#### [EXERCISE TASK]
Quote the whole listing word for word. Do not include the pictures.

#### [DATA EXTRACT]
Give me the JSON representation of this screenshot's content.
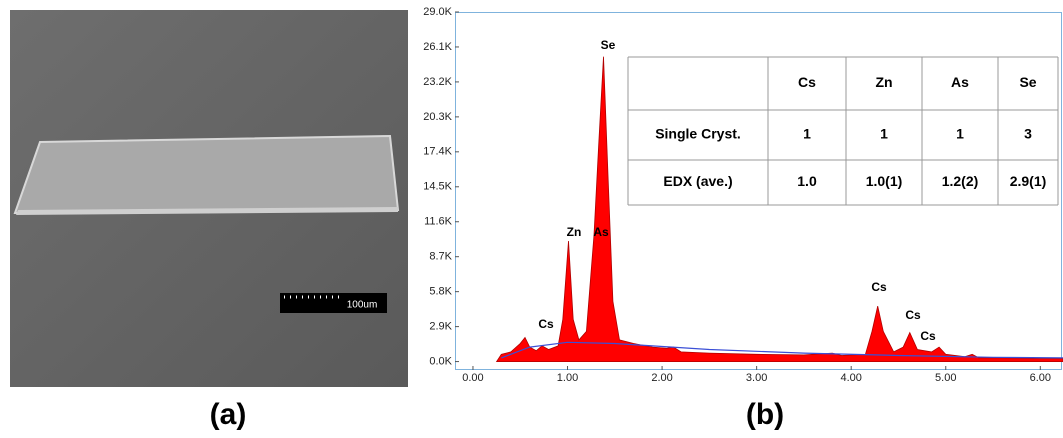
{
  "panels": {
    "a": "(a)",
    "b": "(b)"
  },
  "scale_bar": "100um",
  "table": {
    "columns": [
      "Cs",
      "Zn",
      "As",
      "Se"
    ],
    "rows": [
      {
        "label": "Single Cryst.",
        "cells": [
          "1",
          "1",
          "1",
          "3"
        ]
      },
      {
        "label": "EDX (ave.)",
        "cells": [
          "1.0",
          "1.0(1)",
          "1.2(2)",
          "2.9(1)"
        ]
      }
    ]
  },
  "chart_data": {
    "type": "area",
    "x": [
      0.25,
      0.3,
      0.4,
      0.5,
      0.55,
      0.6,
      0.67,
      0.73,
      0.8,
      0.9,
      0.95,
      1.01,
      1.06,
      1.12,
      1.2,
      1.28,
      1.33,
      1.38,
      1.43,
      1.48,
      1.55,
      1.7,
      1.9,
      2.05,
      2.12,
      2.2,
      2.5,
      3.0,
      3.5,
      3.8,
      3.9,
      4.15,
      4.22,
      4.28,
      4.34,
      4.45,
      4.55,
      4.62,
      4.7,
      4.85,
      4.93,
      5.0,
      5.2,
      5.28,
      5.35,
      5.6,
      6.0,
      6.24
    ],
    "values": [
      0,
      600,
      800,
      1500,
      2000,
      1200,
      900,
      1300,
      1000,
      1300,
      3500,
      10000,
      3500,
      1800,
      2500,
      10500,
      18000,
      25300,
      15000,
      5000,
      1800,
      1500,
      1200,
      1100,
      1200,
      800,
      700,
      600,
      550,
      700,
      500,
      600,
      2500,
      4600,
      2500,
      800,
      1200,
      2400,
      1000,
      800,
      1200,
      600,
      400,
      600,
      300,
      300,
      250,
      250
    ],
    "color": "#ff0000",
    "background": {
      "x": [
        0.3,
        0.6,
        1.0,
        1.5,
        2.5,
        3.5,
        4.5,
        5.5,
        6.24
      ],
      "values": [
        300,
        1200,
        1600,
        1500,
        1000,
        700,
        500,
        350,
        300
      ],
      "color": "#3b4fd6"
    },
    "annotations": [
      "Se",
      "Zn",
      "As",
      "Cs",
      "Cs",
      "Cs",
      "Cs"
    ],
    "xlim": [
      -0.19,
      6.24
    ],
    "ylim": [
      -700,
      29000
    ],
    "xticks": [
      {
        "value": 0,
        "label": "0.00"
      },
      {
        "value": 1,
        "label": "1.00"
      },
      {
        "value": 2,
        "label": "2.00"
      },
      {
        "value": 3,
        "label": "3.00"
      },
      {
        "value": 4,
        "label": "4.00"
      },
      {
        "value": 5,
        "label": "5.00"
      },
      {
        "value": 6,
        "label": "6.00"
      }
    ],
    "yticks": [
      {
        "value": 0,
        "label": "0.0K"
      },
      {
        "value": 2900,
        "label": "2.9K"
      },
      {
        "value": 5800,
        "label": "5.8K"
      },
      {
        "value": 8700,
        "label": "8.7K"
      },
      {
        "value": 11600,
        "label": "11.6K"
      },
      {
        "value": 14500,
        "label": "14.5K"
      },
      {
        "value": 17400,
        "label": "17.4K"
      },
      {
        "value": 20300,
        "label": "20.3K"
      },
      {
        "value": 23200,
        "label": "23.2K"
      },
      {
        "value": 26100,
        "label": "26.1K"
      },
      {
        "value": 29000,
        "label": "29.0K"
      }
    ]
  }
}
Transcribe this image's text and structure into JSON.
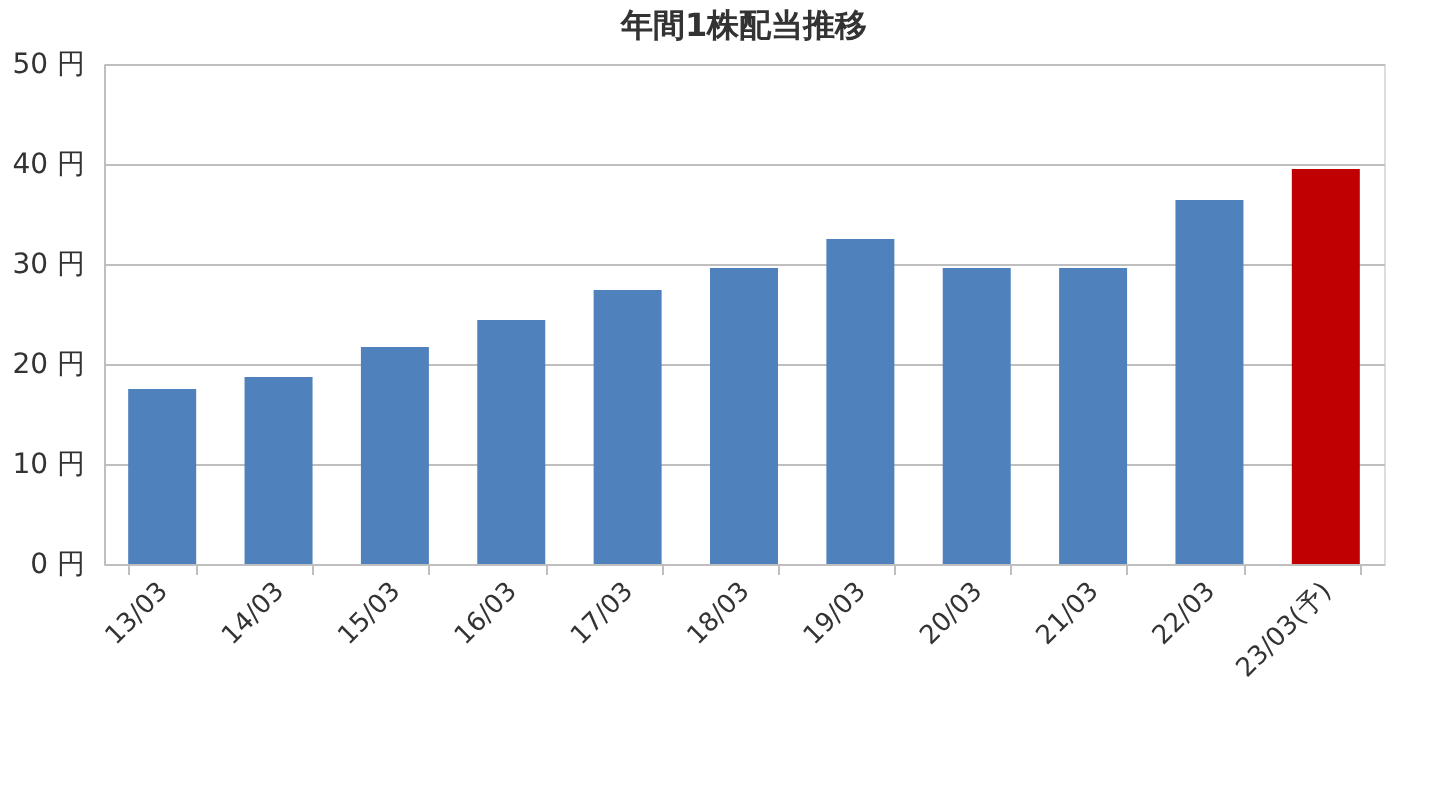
{
  "chart_data": {
    "type": "bar",
    "title": "年間1株配当推移",
    "categories": [
      "13/03",
      "14/03",
      "15/03",
      "16/03",
      "17/03",
      "18/03",
      "19/03",
      "20/03",
      "21/03",
      "22/03",
      "23/03(予)"
    ],
    "values": [
      17.5,
      18.7,
      21.7,
      24.4,
      27.4,
      29.6,
      32.5,
      29.6,
      29.6,
      36.4,
      39.5
    ],
    "colors": [
      "#4f81bd",
      "#4f81bd",
      "#4f81bd",
      "#4f81bd",
      "#4f81bd",
      "#4f81bd",
      "#4f81bd",
      "#4f81bd",
      "#4f81bd",
      "#4f81bd",
      "#c00000"
    ],
    "ylim": [
      0,
      50
    ],
    "yticks": [
      {
        "value": 0,
        "label": "0 円"
      },
      {
        "value": 10,
        "label": "10 円"
      },
      {
        "value": 20,
        "label": "20 円"
      },
      {
        "value": 30,
        "label": "30 円"
      },
      {
        "value": 40,
        "label": "40 円"
      },
      {
        "value": 50,
        "label": "50 円"
      }
    ],
    "grid": "y"
  }
}
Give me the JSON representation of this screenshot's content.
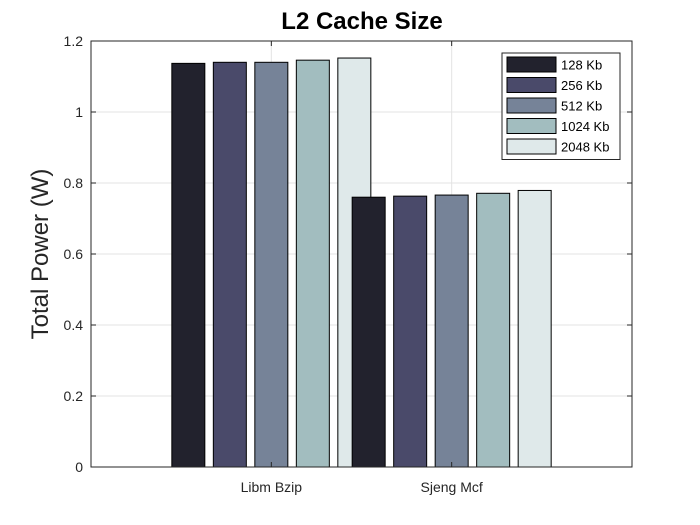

#### [EXPECTED OUTPUT]
Give me the JSON representation of this screenshot's content.
{
  "panels": {
    "a": "(a)",
    "b": "(b)"
  },
  "scale_bar": "100um",
  "table": {
    "columns": [
      "Cs",
      "Zn",
      "As",
      "Se"
    ],
    "rows": [
      {
        "label": "Single Cryst.",
        "cells": [
          "1",
          "1",
          "1",
          "3"
        ]
      },
      {
        "label": "EDX (ave.)",
        "cells": [
          "1.0",
          "1.0(1)",
          "1.2(2)",
          "2.9(1)"
        ]
      }
    ]
  },
  "chart_data": {
    "type": "area",
    "x": [
      0.25,
      0.3,
      0.4,
      0.5,
      0.55,
      0.6,
      0.67,
      0.73,
      0.8,
      0.9,
      0.95,
      1.01,
      1.06,
      1.12,
      1.2,
      1.28,
      1.33,
      1.38,
      1.43,
      1.48,
      1.55,
      1.7,
      1.9,
      2.05,
      2.12,
      2.2,
      2.5,
      3.0,
      3.5,
      3.8,
      3.9,
      4.15,
      4.22,
      4.28,
      4.34,
      4.45,
      4.55,
      4.62,
      4.7,
      4.85,
      4.93,
      5.0,
      5.2,
      5.28,
      5.35,
      5.6,
      6.0,
      6.24
    ],
    "values": [
      0,
      600,
      800,
      1500,
      2000,
      1200,
      900,
      1300,
      1000,
      1300,
      3500,
      10000,
      3500,
      1800,
      2500,
      10500,
      18000,
      25300,
      15000,
      5000,
      1800,
      1500,
      1200,
      1100,
      1200,
      800,
      700,
      600,
      550,
      700,
      500,
      600,
      2500,
      4600,
      2500,
      800,
      1200,
      2400,
      1000,
      800,
      1200,
      600,
      400,
      600,
      300,
      300,
      250,
      250
    ],
    "color": "#ff0000",
    "background": {
      "x": [
        0.3,
        0.6,
        1.0,
        1.5,
        2.5,
        3.5,
        4.5,
        5.5,
        6.24
      ],
      "values": [
        300,
        1200,
        1600,
        1500,
        1000,
        700,
        500,
        350,
        300
      ],
      "color": "#3b4fd6"
    },
    "annotations": [
      "Se",
      "Zn",
      "As",
      "Cs",
      "Cs",
      "Cs",
      "Cs"
    ],
    "xlim": [
      -0.19,
      6.24
    ],
    "ylim": [
      -700,
      29000
    ],
    "xticks": [
      {
        "value": 0,
        "label": "0.00"
      },
      {
        "value": 1,
        "label": "1.00"
      },
      {
        "value": 2,
        "label": "2.00"
      },
      {
        "value": 3,
        "label": "3.00"
      },
      {
        "value": 4,
        "label": "4.00"
      },
      {
        "value": 5,
        "label": "5.00"
      },
      {
        "value": 6,
        "label": "6.00"
      }
    ],
    "yticks": [
      {
        "value": 0,
        "label": "0.0K"
      },
      {
        "value": 2900,
        "label": "2.9K"
      },
      {
        "value": 5800,
        "label": "5.8K"
      },
      {
        "value": 8700,
        "label": "8.7K"
      },
      {
        "value": 11600,
        "label": "11.6K"
      },
      {
        "value": 14500,
        "label": "14.5K"
      },
      {
        "value": 17400,
        "label": "17.4K"
      },
      {
        "value": 20300,
        "label": "20.3K"
      },
      {
        "value": 23200,
        "label": "23.2K"
      },
      {
        "value": 26100,
        "label": "26.1K"
      },
      {
        "value": 29000,
        "label": "29.0K"
      }
    ]
  }
}
Transcribe this image's text and structure into JSON.
{
  "chart_data": {
    "type": "bar",
    "title": "年間1株配当推移",
    "categories": [
      "13/03",
      "14/03",
      "15/03",
      "16/03",
      "17/03",
      "18/03",
      "19/03",
      "20/03",
      "21/03",
      "22/03",
      "23/03(予)"
    ],
    "values": [
      17.5,
      18.7,
      21.7,
      24.4,
      27.4,
      29.6,
      32.5,
      29.6,
      29.6,
      36.4,
      39.5
    ],
    "colors": [
      "#4f81bd",
      "#4f81bd",
      "#4f81bd",
      "#4f81bd",
      "#4f81bd",
      "#4f81bd",
      "#4f81bd",
      "#4f81bd",
      "#4f81bd",
      "#4f81bd",
      "#c00000"
    ],
    "ylim": [
      0,
      50
    ],
    "yticks": [
      {
        "value": 0,
        "label": "0 円"
      },
      {
        "value": 10,
        "label": "10 円"
      },
      {
        "value": 20,
        "label": "20 円"
      },
      {
        "value": 30,
        "label": "30 円"
      },
      {
        "value": 40,
        "label": "40 円"
      },
      {
        "value": 50,
        "label": "50 円"
      }
    ],
    "grid": "y"
  }
}
Give me the JSON representation of this screenshot's content.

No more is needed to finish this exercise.